BEGIN RECORDS FOR PROCESSING

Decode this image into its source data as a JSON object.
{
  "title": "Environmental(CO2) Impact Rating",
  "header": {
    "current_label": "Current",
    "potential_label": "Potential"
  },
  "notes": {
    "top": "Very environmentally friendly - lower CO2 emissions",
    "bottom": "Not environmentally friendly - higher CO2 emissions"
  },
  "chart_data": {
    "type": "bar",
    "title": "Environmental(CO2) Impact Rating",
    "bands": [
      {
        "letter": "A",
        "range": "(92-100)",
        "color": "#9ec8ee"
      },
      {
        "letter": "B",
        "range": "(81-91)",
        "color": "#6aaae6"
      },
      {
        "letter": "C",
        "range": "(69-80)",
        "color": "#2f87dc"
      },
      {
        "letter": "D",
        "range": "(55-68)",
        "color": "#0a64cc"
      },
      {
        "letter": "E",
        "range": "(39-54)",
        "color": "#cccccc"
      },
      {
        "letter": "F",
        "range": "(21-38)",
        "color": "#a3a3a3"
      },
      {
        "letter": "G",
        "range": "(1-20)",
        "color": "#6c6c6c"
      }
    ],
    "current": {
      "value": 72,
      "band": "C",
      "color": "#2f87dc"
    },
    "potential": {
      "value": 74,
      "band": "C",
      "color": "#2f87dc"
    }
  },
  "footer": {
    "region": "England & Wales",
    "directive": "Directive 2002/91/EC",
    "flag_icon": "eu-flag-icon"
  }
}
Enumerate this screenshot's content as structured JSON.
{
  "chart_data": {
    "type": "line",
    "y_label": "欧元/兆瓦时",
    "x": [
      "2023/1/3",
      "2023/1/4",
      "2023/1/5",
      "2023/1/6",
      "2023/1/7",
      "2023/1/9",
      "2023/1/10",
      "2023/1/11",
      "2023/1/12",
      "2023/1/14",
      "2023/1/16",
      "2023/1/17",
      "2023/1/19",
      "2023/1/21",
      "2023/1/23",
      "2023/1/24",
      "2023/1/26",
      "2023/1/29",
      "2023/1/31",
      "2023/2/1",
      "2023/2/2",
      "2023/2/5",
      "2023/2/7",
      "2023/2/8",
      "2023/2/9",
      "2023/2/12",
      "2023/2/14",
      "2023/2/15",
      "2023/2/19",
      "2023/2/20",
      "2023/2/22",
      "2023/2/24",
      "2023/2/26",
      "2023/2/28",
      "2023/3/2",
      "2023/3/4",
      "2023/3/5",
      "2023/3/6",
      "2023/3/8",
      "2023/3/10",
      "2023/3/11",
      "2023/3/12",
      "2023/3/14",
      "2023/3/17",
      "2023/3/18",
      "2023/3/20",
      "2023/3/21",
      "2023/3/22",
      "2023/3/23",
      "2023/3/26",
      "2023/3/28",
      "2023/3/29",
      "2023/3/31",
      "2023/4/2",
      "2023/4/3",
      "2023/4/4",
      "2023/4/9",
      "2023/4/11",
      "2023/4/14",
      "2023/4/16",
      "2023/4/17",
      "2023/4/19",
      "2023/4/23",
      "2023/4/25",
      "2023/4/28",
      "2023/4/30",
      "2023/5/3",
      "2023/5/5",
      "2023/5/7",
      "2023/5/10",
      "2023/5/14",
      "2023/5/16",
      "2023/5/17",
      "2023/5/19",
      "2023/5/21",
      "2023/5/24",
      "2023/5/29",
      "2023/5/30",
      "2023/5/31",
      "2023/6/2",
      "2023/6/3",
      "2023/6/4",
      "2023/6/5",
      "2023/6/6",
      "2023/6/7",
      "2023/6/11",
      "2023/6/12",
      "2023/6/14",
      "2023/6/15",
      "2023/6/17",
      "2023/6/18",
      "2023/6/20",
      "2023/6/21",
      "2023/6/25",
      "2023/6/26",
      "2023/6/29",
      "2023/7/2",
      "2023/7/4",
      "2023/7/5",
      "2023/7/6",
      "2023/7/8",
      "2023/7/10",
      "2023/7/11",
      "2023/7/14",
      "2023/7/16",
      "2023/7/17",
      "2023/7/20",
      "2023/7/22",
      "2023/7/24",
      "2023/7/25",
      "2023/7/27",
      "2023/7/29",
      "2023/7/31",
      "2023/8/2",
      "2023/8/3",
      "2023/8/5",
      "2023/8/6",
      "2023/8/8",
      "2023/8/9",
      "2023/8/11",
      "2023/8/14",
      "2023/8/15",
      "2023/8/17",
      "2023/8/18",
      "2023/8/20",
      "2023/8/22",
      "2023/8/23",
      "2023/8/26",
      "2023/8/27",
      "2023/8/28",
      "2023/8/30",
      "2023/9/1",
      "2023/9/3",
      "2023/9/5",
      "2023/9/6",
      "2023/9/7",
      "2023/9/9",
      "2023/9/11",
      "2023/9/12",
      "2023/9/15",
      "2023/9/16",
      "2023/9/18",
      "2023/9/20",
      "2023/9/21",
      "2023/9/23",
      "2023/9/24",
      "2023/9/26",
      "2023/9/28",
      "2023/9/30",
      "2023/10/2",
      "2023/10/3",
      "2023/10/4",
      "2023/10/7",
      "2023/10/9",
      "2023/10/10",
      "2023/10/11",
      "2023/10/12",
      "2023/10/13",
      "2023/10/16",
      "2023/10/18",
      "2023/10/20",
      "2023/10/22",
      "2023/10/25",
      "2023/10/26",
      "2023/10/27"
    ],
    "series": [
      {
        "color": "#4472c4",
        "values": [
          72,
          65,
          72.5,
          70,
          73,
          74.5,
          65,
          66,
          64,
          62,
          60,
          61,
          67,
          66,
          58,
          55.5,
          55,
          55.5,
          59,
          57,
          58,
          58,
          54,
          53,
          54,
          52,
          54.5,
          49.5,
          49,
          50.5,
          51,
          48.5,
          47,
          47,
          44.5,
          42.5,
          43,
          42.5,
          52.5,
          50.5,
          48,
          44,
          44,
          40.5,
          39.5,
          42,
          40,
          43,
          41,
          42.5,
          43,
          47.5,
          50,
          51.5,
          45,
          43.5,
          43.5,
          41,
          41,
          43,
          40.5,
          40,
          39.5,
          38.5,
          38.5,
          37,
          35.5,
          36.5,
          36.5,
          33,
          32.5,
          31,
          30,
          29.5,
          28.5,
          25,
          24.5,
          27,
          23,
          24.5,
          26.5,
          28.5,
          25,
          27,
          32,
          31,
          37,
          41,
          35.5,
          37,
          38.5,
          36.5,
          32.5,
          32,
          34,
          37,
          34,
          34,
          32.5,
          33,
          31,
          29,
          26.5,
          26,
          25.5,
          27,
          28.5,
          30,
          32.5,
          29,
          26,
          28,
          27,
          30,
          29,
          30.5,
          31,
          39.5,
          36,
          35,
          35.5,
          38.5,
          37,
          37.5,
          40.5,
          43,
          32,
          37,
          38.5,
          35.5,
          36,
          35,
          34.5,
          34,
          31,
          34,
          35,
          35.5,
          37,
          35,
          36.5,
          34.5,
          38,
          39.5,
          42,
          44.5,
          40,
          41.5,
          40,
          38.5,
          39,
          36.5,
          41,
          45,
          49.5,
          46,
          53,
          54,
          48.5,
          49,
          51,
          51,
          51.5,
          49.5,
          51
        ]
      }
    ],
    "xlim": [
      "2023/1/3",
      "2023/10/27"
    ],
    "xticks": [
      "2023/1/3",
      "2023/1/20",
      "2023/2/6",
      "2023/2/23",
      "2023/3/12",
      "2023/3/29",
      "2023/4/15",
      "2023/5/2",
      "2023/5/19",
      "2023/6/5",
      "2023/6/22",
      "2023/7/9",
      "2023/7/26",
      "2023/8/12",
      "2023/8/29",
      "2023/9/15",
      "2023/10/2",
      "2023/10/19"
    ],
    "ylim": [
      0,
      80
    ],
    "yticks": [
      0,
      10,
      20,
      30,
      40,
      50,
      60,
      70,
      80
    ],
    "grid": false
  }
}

END RECORDS FOR PROCESSING
BEGIN RECORDS FOR PROCESSING

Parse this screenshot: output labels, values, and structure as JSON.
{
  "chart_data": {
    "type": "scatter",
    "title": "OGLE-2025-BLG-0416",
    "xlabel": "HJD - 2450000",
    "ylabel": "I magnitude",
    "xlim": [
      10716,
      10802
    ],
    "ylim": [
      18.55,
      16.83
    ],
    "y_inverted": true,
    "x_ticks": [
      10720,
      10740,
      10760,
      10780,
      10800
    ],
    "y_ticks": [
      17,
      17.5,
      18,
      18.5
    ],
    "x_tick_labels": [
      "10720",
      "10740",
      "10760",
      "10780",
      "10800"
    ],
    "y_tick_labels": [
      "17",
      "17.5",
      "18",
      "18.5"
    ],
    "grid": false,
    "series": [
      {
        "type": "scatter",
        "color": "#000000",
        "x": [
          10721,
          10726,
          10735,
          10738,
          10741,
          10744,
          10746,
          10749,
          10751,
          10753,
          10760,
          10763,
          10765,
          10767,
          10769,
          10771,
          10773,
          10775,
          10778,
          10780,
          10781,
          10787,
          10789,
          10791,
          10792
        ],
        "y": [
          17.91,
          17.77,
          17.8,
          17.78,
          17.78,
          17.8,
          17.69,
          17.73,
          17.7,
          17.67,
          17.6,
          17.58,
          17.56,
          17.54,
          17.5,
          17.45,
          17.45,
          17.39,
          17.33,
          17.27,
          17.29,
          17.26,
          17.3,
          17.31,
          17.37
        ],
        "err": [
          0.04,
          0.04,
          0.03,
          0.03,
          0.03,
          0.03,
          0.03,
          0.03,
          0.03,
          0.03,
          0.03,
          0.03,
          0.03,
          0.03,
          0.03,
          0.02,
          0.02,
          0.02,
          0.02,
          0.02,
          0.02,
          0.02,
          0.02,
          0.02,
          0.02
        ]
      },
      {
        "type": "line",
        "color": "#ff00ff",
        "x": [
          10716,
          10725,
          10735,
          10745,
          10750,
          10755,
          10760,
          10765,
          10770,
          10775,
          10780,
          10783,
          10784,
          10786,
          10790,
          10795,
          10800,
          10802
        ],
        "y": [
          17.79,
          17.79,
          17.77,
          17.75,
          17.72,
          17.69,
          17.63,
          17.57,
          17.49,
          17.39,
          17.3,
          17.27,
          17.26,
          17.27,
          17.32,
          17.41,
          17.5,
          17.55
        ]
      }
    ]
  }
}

END RECORDS FOR PROCESSING

PROMPT: Pick out each line above that includes "letter" and show it.

WRITTEN ANSWER:
        "letter": "A",
        "letter": "B",
        "letter": "C",
        "letter": "D",
        "letter": "E",
        "letter": "F",
        "letter": "G",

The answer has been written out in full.